=== Your objective ===
For the entries that follow, tally the lines holding the string "value". Give the total and nothing else.
___
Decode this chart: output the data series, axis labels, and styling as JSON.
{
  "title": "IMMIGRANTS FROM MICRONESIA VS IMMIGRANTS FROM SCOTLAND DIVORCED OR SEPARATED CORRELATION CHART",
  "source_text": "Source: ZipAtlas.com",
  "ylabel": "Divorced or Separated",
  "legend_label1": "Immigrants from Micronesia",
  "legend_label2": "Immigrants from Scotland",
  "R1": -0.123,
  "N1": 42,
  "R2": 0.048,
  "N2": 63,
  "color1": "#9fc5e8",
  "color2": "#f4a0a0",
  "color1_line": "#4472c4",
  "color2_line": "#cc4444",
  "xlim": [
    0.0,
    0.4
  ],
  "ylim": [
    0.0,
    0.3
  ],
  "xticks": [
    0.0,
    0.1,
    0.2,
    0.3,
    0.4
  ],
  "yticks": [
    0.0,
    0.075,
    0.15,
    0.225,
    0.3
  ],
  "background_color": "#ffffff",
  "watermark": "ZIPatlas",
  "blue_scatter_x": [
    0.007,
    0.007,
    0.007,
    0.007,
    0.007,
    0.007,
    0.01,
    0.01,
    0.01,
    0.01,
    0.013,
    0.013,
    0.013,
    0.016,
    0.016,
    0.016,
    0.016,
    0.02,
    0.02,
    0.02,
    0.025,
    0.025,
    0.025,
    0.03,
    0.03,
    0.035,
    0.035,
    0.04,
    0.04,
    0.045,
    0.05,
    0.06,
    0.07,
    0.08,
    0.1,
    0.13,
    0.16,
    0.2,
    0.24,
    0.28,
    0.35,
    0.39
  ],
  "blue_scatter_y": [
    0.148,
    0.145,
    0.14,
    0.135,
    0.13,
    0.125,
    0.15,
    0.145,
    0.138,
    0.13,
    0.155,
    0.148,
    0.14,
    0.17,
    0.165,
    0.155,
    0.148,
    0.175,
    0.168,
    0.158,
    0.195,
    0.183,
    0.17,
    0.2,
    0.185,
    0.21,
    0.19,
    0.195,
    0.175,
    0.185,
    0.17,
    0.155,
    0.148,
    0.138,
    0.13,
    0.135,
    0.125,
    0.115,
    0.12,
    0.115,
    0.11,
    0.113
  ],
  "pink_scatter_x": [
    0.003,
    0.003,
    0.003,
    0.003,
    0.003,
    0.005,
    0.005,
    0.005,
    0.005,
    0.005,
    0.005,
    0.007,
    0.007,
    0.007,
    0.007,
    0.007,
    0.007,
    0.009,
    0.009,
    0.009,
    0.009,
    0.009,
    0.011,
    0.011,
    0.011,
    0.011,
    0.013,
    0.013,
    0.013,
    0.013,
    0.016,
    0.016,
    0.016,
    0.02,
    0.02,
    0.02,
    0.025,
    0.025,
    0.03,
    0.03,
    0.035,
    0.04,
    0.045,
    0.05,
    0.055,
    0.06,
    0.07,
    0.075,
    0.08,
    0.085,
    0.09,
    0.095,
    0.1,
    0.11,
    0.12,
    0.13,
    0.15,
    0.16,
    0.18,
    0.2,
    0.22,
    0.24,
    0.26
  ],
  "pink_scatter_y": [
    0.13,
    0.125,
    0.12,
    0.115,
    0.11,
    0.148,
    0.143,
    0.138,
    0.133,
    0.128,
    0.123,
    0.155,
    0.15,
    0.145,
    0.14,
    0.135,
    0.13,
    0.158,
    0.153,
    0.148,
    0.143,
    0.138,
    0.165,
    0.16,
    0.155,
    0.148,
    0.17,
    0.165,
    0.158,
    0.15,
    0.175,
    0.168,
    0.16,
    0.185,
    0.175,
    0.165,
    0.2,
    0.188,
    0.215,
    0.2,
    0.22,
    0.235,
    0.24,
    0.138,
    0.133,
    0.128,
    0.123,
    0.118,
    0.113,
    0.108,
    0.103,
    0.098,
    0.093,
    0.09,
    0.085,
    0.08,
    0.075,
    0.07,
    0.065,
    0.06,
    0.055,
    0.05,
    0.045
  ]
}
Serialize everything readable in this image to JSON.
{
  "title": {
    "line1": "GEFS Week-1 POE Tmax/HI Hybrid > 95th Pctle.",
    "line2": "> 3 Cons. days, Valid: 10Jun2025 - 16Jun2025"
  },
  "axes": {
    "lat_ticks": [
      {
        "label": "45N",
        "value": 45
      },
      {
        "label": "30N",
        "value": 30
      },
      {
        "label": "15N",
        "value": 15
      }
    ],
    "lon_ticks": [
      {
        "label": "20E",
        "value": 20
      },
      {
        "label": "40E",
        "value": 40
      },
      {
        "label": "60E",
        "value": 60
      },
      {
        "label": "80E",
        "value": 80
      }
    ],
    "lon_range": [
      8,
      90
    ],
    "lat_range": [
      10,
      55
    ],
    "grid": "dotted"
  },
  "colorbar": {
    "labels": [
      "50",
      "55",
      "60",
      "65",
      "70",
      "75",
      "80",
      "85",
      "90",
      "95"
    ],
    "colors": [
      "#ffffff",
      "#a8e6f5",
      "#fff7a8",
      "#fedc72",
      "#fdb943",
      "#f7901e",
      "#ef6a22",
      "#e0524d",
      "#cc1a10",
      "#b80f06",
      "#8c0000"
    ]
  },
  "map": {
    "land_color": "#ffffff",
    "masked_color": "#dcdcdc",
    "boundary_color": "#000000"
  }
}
___
=== Written reply ===
7